OBJECTIVE: Scan the material below for the string "emit", and copy every line where it shows up.

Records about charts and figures
** BEGIN **

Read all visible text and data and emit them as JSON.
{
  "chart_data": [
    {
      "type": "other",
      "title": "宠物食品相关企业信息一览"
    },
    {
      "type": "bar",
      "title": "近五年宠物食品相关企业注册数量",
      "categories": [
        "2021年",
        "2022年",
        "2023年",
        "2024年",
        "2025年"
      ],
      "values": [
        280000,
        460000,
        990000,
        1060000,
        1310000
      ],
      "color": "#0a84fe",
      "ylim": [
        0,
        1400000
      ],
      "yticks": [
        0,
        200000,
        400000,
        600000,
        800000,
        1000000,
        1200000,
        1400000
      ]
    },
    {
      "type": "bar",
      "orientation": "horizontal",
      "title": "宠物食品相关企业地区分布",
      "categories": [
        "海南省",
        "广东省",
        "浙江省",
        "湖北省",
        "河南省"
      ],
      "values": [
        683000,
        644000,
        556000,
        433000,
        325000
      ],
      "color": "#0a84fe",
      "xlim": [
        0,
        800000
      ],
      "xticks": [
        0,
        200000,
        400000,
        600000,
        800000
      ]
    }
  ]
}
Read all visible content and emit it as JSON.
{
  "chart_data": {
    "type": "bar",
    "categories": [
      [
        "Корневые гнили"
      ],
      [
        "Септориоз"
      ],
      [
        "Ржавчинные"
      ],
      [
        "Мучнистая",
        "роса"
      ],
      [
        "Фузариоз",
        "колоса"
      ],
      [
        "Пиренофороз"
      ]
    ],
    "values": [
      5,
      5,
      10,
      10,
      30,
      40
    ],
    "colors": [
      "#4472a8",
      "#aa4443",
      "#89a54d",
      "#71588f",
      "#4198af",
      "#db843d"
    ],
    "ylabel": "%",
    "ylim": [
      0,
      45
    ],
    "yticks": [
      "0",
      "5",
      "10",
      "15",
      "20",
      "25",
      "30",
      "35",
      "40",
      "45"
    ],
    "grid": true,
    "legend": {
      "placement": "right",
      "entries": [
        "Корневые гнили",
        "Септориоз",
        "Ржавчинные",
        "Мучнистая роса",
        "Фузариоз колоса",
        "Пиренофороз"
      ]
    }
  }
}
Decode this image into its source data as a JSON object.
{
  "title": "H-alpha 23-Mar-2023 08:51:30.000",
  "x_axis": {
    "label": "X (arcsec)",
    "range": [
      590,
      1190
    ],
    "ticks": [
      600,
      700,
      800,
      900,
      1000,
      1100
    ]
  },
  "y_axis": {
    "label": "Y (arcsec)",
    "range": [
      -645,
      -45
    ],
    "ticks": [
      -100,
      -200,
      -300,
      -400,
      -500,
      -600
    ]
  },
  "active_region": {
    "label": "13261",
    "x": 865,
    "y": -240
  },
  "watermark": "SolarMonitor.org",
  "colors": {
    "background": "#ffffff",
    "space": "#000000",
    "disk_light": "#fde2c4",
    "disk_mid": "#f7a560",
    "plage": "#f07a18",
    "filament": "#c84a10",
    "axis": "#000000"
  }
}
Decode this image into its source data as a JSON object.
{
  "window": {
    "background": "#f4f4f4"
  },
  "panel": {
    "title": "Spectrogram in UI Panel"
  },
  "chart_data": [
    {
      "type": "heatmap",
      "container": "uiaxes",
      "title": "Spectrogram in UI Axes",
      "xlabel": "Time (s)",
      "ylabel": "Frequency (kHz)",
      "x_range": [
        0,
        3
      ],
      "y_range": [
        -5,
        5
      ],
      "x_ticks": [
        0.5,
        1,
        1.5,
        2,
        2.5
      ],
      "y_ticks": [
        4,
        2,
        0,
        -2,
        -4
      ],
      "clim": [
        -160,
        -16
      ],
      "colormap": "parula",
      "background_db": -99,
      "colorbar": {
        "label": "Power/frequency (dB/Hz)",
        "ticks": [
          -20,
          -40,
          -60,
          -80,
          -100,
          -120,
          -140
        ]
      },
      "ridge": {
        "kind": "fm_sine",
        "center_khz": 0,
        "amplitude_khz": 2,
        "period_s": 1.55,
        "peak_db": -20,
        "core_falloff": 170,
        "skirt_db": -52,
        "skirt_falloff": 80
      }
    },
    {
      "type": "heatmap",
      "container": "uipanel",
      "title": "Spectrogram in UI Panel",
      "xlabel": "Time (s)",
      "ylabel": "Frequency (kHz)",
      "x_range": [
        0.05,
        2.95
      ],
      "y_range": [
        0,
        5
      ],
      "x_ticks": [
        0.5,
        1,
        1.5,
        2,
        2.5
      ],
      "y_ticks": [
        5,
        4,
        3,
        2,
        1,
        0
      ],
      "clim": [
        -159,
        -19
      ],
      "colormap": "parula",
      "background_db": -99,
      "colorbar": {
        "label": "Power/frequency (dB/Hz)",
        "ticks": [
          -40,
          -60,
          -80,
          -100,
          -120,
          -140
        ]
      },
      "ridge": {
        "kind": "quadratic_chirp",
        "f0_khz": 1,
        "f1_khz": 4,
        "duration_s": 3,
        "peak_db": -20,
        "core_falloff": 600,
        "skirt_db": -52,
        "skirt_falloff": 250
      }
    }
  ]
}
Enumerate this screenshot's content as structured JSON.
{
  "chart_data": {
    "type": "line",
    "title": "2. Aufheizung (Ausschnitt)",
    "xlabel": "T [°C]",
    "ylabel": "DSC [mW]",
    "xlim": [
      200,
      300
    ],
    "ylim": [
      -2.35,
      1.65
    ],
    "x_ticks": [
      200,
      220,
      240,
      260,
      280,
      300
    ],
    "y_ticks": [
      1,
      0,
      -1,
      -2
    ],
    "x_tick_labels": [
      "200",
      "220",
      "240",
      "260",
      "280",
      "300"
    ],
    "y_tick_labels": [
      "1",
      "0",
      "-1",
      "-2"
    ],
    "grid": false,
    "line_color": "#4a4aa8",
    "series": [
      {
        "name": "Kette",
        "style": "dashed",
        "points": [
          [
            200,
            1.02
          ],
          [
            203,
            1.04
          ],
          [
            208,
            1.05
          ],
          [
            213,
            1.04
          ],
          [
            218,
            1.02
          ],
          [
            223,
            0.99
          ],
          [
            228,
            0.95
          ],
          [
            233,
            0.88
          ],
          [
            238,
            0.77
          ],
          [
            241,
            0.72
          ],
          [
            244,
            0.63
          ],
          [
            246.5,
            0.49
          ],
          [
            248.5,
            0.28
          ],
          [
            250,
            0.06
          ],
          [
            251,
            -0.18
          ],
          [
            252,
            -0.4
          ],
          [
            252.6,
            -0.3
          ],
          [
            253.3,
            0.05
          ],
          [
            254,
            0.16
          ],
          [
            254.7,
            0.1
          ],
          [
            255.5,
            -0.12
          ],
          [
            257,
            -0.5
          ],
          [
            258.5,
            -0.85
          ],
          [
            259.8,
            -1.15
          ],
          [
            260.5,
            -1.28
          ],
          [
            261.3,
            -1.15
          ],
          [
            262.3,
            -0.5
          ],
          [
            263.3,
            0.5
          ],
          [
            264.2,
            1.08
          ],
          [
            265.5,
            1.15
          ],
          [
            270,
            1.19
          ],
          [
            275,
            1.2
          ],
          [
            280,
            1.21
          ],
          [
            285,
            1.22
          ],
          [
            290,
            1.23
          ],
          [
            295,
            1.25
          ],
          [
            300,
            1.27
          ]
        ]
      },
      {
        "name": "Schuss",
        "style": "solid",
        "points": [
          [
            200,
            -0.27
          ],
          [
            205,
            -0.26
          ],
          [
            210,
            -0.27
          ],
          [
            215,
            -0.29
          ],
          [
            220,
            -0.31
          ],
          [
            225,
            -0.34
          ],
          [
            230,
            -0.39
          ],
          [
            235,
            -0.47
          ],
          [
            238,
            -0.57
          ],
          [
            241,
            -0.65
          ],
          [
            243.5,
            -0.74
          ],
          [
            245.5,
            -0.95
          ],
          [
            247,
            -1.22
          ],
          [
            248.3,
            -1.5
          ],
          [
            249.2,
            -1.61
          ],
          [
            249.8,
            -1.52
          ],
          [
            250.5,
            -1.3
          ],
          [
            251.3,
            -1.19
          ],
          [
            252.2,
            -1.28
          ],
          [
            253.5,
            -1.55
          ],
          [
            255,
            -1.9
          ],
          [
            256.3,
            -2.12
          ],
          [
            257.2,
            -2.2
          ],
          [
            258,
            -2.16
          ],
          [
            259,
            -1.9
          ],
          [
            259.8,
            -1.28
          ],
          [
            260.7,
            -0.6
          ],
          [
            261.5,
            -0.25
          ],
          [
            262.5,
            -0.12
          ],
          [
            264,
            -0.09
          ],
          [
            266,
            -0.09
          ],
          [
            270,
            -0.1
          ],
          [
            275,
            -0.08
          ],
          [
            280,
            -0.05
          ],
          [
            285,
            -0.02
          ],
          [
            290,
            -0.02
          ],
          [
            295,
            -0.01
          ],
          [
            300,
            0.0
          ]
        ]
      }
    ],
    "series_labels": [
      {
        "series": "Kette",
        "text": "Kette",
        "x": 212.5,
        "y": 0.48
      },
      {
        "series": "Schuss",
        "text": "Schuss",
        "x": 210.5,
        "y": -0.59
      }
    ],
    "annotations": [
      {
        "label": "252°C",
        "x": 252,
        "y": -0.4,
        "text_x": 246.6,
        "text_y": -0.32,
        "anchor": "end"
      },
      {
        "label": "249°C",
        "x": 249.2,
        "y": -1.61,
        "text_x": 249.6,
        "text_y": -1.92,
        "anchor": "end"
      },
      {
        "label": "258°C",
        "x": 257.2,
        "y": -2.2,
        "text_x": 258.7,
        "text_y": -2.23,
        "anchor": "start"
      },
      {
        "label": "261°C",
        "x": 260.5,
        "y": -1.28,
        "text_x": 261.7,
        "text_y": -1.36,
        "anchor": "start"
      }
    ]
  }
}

** END **

OUTPUT OF THE EXERCISE:
Read all visible text and data and emit them as JSON.
Read all visible content and emit it as JSON.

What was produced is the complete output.